— Start EXCERPT TO READ —

Can also import "directly" from a URL:

https://file-examples.com/wp-content/uploads/2017/02/file_example_XLS_10.xls

Setting index/indices¶

Basic:

index_col=0 or index_col='Country'

Can set multiple indices:

for example index_col=[0,3] or index_col=['Country', 'Capital']

No necessary to set an index, however setting index/indices allows for:

more performant and simpler look-ups, for example countries.loc['Ireland']
easier joins between dataframes (will use index/indices by default if what to join on is not specified)
separation between metadata (index/indices) and data (regular columns) which makes data manipulation easier (countries.stack(), countries.describe', ...)

Rule of thumbs: set metadata as index

Other pandas imports¶

read_csv: read from flat file (use separator ',' (default), ';' and '\t' to read different text files)
read_sql: import data from SQL database
read_spps: import from SPPS file
read_stata: import from stata
read_pickle: read from python object serialization files.

— End EXCERPT TO READ —
— Start RECORD EXCERPTS —

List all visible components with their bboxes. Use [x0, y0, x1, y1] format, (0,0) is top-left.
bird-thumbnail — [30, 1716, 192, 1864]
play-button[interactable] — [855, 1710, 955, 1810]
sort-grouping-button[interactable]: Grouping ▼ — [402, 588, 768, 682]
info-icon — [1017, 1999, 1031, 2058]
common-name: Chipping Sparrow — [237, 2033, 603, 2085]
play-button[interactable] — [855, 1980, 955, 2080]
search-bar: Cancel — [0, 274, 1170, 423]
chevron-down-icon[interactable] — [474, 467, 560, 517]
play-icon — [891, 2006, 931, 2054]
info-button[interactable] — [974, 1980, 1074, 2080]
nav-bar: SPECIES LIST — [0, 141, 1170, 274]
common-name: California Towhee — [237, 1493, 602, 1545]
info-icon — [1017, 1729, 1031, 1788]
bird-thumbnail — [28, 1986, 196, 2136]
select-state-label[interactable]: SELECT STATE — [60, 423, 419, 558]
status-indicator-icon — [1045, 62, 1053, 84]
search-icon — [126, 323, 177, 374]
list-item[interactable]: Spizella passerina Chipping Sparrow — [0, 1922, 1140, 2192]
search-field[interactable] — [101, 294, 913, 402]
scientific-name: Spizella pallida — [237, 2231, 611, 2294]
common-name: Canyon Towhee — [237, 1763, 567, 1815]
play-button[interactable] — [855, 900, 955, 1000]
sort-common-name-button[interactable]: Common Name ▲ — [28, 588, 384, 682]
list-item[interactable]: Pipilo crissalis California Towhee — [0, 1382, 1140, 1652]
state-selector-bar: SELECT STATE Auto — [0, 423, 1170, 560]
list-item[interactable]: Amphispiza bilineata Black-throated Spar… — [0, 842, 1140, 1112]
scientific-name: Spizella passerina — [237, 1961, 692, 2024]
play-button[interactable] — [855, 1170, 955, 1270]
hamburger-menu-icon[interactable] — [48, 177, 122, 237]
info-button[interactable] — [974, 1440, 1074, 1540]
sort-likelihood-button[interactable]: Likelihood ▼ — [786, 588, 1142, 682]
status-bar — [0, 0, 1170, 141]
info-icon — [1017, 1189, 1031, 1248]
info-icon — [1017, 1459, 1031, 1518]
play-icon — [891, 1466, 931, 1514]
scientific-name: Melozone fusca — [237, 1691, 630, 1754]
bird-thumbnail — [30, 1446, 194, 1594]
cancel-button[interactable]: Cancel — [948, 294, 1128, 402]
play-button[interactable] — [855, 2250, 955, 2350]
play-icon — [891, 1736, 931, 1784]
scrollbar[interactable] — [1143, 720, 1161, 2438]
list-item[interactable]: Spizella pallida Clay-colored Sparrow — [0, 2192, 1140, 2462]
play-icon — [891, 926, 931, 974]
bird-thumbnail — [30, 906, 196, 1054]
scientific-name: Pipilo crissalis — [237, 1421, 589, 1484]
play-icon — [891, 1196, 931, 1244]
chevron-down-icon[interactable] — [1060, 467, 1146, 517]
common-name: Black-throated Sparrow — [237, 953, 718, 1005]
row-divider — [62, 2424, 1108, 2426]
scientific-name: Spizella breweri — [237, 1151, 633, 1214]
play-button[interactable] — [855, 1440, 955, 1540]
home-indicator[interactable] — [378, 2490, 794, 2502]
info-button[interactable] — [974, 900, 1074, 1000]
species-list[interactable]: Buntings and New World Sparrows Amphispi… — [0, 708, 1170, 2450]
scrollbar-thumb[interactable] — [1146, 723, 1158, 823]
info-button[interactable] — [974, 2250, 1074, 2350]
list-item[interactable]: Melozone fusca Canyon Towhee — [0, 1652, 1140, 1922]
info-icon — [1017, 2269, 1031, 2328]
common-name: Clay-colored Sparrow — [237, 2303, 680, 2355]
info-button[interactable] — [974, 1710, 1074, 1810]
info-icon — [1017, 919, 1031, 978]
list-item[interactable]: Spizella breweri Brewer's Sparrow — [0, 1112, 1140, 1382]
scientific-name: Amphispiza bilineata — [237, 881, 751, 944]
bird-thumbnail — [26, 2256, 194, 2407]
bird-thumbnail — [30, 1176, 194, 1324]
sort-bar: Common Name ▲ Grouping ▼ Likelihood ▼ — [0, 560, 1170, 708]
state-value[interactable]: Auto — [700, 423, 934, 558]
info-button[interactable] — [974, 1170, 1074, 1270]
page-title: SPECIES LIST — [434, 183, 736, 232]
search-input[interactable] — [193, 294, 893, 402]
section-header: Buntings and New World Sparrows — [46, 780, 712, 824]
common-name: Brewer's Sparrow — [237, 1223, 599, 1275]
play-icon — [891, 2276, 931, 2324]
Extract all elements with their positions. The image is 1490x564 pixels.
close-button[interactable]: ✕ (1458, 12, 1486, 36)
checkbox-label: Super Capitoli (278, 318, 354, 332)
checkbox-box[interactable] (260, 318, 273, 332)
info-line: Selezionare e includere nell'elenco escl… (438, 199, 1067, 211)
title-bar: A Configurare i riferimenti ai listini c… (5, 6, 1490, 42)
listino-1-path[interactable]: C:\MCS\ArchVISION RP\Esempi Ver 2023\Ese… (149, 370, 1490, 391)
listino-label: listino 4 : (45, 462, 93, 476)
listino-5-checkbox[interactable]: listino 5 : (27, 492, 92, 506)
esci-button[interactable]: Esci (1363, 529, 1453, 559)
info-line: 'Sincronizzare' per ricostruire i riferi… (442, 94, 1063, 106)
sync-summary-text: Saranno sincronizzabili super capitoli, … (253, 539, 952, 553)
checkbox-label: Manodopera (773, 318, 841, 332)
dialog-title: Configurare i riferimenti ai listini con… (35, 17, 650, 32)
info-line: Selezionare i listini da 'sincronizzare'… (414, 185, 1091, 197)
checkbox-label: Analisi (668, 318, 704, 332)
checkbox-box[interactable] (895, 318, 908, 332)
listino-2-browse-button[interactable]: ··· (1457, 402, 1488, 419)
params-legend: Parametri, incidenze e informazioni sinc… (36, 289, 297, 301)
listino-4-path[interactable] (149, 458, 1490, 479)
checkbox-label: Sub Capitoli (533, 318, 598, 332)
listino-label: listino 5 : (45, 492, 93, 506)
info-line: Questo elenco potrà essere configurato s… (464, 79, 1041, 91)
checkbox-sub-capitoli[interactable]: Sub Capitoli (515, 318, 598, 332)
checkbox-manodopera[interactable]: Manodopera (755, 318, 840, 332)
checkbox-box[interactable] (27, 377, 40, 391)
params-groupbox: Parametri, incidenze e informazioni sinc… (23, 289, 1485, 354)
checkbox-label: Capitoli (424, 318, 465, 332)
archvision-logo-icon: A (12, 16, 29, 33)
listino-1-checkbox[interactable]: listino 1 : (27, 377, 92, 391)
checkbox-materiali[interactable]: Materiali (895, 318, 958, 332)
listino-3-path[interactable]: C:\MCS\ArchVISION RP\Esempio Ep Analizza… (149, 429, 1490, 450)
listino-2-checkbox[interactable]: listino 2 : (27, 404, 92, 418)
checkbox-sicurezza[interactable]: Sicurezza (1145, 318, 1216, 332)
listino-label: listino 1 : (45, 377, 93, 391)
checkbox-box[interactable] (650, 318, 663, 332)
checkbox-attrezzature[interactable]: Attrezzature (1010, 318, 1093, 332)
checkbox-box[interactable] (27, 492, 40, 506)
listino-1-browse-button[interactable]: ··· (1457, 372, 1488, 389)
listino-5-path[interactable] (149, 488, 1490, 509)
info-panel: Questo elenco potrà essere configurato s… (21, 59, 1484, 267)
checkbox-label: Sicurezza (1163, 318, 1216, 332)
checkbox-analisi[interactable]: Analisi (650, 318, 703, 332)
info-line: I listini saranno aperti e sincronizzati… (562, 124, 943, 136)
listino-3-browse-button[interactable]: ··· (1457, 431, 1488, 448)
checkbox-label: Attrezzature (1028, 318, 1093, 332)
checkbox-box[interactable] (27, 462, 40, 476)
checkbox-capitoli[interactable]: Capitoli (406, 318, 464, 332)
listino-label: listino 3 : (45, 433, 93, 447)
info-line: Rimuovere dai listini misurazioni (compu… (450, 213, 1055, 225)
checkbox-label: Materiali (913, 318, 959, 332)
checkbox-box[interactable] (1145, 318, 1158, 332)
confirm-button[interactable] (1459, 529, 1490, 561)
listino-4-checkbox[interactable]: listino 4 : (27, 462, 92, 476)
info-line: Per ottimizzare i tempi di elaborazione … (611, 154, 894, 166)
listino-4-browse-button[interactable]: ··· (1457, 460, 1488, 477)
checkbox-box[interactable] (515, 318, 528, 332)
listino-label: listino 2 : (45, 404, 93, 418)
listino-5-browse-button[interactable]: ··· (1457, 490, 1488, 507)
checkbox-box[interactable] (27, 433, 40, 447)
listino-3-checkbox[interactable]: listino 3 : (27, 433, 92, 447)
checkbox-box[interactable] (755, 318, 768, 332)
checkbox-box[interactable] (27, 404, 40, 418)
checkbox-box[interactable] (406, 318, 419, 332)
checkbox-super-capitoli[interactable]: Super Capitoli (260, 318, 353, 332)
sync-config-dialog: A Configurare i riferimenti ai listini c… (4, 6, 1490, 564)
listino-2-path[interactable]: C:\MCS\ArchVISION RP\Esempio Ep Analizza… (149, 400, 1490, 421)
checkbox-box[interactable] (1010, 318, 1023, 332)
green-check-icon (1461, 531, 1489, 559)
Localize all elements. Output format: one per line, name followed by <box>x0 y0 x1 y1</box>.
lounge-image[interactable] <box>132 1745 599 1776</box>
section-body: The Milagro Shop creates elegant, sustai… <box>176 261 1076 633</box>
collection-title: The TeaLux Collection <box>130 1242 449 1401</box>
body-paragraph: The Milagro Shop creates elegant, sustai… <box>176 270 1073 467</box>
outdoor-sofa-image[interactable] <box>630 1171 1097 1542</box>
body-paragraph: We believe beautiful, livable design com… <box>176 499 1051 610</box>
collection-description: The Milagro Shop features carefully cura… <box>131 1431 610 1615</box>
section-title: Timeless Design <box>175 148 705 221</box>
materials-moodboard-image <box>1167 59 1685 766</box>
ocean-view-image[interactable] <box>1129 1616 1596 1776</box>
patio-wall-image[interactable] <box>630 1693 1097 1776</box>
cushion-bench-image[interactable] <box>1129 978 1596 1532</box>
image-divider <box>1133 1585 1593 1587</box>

— End RECORD EXCERPTS —

# YOUR TASKS
- a) In the pandas import notes, rewrite the paragraph beginning "No necessary to set an index" together with its list as one shorter paragraph, keeping its main points.
- b) Give a continuation of the pandas import notes that picks up right after the last line shown.
The stored entries have no role here.

# THE ANSWERS
- a) Setting an index is optional, but it makes look-ups faster and simpler (for example countries.loc['Ireland']). It also eases joins between dataframes, which use the index by default when no join key is given. Finally, it separates metadata in the index from data in regular columns, which makes data manipulation easier.

- b)
...many more

See full documentation at https://pandas.pydata.org/pandas-docs/stable/reference/io.html

Import from MATLAB and R¶

No native support from pandas
Can be imported with 3rd party packages:
- MATLAB .mat files: https://scipy-cookbook.readthedocs.io/items/Reading_mat_files.html
- R .rds or .Rdata: https://github.com/ofajardo/pyreadr

Building a dataframe directly in pandas¶

Make a dictionary with the data to include in the dataframe

In [4]:

data = {
    'Country': ['Ireland', 'Italy', 'Germany'],
    'Population': [4784000, 60590000, 82790000],
    'Area': [84421, 301338, 357386],
    'Capital': ['Dublin', 'Rome', 'Berlin'],
}

Add the data into the dataframe

In [5]:

countries = pandas.DataFrame(data)
countries

Out[5]:

	Country	Population	Area	Capital
0	Ireland	4784000	84421	Dublin
1	Italy	60590000	301338	Rome
2	Germany	82790000	357386	Berlin

Building a dataframe directly in pandas¶

Set indices (optional). Note inplace=True (alternatively countries = countries.set_index(['Country', 'Capital']))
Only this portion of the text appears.